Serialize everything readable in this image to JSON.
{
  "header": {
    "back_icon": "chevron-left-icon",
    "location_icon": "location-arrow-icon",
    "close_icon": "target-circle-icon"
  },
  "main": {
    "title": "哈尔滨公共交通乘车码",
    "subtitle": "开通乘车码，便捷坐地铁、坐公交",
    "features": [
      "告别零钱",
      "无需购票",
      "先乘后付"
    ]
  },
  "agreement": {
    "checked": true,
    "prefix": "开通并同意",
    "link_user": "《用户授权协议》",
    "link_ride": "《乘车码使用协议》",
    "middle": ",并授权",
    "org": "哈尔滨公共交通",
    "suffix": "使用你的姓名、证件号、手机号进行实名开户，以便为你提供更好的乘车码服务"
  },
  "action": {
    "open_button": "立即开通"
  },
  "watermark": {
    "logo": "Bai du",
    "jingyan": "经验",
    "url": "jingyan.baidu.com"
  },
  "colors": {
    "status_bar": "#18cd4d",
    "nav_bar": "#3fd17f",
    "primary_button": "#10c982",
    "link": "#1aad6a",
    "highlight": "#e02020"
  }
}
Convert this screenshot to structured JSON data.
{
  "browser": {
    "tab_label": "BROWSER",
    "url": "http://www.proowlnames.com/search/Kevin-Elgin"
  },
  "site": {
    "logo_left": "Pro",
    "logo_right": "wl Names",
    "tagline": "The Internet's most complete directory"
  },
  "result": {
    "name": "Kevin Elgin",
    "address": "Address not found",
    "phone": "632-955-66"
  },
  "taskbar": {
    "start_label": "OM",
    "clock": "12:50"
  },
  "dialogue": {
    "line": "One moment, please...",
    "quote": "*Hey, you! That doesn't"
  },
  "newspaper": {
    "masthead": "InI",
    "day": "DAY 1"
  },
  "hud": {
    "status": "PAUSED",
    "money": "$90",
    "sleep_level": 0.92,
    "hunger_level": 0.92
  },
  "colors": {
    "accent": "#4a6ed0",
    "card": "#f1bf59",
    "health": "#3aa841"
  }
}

=======

**Your goal**
Copy out each line exactly as written.

**The result**
Serialize everything readable in this image to JSON.
{
  "header": {
    "back_icon": "chevron-left-icon",
    "location_icon": "location-arrow-icon",
    "close_icon": "target-circle-icon"
  },
  "main": {
    "title": "哈尔滨公共交通乘车码",
    "subtitle": "开通乘车码，便捷坐地铁、坐公交",
    "features": [
      "告别零钱",
      "无需购票",
      "先乘后付"
    ]
  },
  "agreement": {
    "checked": true,
    "prefix": "开通并同意",
    "link_user": "《用户授权协议》",
    "link_ride": "《乘车码使用协议》",
    "middle": ",并授权",
    "org": "哈尔滨公共交通",
    "suffix": "使用你的姓名、证件号、手机号进行实名开户，以便为你提供更好的乘车码服务"
  },
  "action": {
    "open_button": "立即开通"
  },
  "watermark": {
    "logo": "Bai du",
    "jingyan": "经验",
    "url": "jingyan.baidu.com"
  },
  "colors": {
    "status_bar": "#18cd4d",
    "nav_bar": "#3fd17f",
    "primary_button": "#10c982",
    "link": "#1aad6a",
    "highlight": "#e02020"
  }
}
Convert this screenshot to structured JSON data.
{
  "browser": {
    "tab_label": "BROWSER",
    "url": "http://www.proowlnames.com/search/Kevin-Elgin"
  },
  "site": {
    "logo_left": "Pro",
    "logo_right": "wl Names",
    "tagline": "The Internet's most complete directory"
  },
  "result": {
    "name": "Kevin Elgin",
    "address": "Address not found",
    "phone": "632-955-66"
  },
  "taskbar": {
    "start_label": "OM",
    "clock": "12:50"
  },
  "dialogue": {
    "line": "One moment, please...",
    "quote": "*Hey, you! That doesn't"
  },
  "newspaper": {
    "masthead": "InI",
    "day": "DAY 1"
  },
  "hud": {
    "status": "PAUSED",
    "money": "$90",
    "sleep_level": 0.92,
    "hunger_level": 0.92
  },
  "colors": {
    "accent": "#4a6ed0",
    "card": "#f1bf59",
    "health": "#3aa841"
  }
}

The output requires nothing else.